Start of Rows
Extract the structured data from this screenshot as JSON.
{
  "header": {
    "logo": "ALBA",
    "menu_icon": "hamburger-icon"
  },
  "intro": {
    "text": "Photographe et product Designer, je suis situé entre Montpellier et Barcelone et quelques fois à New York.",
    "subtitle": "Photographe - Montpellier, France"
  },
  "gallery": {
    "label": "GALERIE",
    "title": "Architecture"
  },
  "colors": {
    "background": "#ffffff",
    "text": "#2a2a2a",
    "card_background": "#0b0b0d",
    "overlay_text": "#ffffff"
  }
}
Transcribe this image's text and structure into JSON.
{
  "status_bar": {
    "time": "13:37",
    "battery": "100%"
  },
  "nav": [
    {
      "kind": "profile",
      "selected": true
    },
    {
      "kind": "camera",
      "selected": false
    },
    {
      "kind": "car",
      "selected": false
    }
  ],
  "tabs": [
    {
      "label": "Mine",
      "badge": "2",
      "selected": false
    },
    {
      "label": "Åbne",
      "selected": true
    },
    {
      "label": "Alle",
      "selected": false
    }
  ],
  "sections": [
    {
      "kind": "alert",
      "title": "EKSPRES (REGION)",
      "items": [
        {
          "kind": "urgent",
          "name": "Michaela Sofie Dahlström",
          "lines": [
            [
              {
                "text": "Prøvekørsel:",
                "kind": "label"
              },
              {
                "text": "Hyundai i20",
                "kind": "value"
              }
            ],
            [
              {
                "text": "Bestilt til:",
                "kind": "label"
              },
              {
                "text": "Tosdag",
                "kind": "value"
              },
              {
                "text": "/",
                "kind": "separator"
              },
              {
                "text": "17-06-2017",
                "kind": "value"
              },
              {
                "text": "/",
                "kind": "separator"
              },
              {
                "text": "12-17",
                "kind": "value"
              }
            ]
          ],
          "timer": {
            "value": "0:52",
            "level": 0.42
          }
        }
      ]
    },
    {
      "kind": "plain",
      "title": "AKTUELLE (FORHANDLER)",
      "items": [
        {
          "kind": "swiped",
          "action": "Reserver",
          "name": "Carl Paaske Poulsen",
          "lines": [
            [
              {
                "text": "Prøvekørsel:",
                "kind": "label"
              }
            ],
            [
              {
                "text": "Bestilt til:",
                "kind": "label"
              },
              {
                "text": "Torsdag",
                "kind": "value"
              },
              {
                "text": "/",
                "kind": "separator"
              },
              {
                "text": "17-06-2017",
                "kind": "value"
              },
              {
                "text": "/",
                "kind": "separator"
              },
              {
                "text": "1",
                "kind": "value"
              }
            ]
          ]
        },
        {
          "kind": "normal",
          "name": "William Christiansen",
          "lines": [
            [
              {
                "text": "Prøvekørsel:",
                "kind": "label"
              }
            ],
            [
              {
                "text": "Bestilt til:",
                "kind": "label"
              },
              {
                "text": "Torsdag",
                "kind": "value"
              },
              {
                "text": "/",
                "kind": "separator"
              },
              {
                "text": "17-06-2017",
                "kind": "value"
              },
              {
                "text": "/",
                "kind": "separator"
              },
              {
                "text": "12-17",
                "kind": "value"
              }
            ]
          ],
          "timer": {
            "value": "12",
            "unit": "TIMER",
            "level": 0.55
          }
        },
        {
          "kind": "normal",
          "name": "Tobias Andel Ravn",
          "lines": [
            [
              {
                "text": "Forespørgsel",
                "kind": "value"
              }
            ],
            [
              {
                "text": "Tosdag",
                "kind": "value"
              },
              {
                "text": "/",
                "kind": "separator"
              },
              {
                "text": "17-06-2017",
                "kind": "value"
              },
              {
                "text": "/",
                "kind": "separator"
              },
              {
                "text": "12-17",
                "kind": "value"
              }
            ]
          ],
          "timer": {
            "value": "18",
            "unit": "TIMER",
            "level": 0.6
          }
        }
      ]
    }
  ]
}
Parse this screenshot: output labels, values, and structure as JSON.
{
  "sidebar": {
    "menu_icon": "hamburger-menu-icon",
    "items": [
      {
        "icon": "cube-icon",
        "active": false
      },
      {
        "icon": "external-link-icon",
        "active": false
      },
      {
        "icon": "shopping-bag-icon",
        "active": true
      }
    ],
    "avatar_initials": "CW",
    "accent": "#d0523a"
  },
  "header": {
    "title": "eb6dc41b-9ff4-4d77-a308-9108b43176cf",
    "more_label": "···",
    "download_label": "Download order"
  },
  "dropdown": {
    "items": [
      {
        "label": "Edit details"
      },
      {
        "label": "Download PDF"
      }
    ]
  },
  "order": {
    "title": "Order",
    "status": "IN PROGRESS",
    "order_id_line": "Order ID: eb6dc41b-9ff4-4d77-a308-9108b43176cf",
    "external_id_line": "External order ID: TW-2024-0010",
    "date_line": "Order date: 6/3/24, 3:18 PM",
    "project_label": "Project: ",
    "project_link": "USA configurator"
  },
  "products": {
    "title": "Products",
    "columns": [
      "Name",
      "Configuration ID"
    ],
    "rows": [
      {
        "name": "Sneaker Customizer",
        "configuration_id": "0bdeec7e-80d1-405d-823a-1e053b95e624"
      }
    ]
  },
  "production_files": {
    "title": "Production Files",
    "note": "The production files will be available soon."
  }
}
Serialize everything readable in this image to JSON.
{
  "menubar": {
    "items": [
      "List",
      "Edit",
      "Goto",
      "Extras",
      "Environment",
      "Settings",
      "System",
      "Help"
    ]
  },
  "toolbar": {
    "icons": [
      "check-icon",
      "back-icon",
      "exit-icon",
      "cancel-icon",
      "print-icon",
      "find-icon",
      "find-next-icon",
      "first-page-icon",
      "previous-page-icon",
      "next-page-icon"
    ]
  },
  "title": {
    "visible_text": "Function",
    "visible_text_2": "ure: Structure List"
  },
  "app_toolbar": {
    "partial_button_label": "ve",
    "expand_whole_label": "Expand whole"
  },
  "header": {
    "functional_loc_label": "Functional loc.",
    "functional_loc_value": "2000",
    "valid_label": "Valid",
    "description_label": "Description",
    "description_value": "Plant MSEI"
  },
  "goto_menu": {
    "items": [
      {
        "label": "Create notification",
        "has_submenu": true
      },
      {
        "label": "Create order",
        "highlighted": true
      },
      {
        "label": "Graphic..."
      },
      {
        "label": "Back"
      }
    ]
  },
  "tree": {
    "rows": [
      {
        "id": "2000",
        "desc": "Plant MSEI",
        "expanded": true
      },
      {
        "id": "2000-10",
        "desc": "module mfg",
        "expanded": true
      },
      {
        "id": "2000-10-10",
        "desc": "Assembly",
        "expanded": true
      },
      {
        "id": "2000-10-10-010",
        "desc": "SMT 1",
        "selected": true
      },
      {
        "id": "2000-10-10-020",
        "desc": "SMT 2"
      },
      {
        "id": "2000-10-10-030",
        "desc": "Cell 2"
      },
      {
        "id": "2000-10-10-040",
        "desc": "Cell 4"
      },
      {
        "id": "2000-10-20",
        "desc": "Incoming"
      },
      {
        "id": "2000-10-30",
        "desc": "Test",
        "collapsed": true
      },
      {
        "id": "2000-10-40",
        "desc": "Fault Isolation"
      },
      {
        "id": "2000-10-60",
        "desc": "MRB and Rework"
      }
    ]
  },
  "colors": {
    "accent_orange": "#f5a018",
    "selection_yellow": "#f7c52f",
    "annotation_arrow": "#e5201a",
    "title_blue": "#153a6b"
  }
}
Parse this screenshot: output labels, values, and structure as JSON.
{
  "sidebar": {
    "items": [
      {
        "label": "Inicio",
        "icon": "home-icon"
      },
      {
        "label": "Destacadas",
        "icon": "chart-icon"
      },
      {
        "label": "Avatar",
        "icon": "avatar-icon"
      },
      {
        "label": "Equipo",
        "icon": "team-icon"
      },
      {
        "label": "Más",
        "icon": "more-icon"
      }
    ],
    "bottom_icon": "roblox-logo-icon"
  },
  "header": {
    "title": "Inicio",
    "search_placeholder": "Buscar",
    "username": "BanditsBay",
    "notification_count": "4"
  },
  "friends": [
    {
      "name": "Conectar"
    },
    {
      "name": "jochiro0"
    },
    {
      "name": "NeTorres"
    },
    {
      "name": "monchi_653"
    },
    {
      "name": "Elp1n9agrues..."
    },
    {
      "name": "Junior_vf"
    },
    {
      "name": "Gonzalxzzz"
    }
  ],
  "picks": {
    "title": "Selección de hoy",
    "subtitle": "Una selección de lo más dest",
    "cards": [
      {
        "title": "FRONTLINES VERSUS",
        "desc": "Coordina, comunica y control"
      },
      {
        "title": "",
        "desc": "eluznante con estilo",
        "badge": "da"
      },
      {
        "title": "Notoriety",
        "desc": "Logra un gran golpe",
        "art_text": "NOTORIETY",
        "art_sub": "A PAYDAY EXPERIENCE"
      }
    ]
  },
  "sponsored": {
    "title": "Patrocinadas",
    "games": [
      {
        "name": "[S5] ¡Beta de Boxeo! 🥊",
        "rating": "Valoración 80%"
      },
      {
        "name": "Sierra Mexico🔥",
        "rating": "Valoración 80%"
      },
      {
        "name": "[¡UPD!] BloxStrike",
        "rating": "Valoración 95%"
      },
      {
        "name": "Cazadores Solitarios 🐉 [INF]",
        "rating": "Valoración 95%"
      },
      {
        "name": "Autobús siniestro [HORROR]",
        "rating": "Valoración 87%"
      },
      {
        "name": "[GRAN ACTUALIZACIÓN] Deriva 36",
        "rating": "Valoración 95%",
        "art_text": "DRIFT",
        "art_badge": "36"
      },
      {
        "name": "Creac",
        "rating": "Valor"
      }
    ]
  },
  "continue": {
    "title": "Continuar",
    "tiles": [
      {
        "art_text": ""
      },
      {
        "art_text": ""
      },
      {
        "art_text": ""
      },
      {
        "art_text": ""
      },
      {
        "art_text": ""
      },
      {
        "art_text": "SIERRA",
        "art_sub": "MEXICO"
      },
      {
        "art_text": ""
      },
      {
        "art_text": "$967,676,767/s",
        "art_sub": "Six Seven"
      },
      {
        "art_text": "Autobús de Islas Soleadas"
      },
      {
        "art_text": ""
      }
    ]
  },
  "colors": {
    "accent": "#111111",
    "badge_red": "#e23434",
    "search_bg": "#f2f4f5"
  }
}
End of Rows
Look through the entries above for the word "true". Copy every line where it shows up.

• _Full solution_
      "selected": true
      "selected": true
        "active": true
        "has_submenu": true
        "highlighted": true
        "expanded": true
        "expanded": true
        "expanded": true
        "selected": true
        "collapsed": true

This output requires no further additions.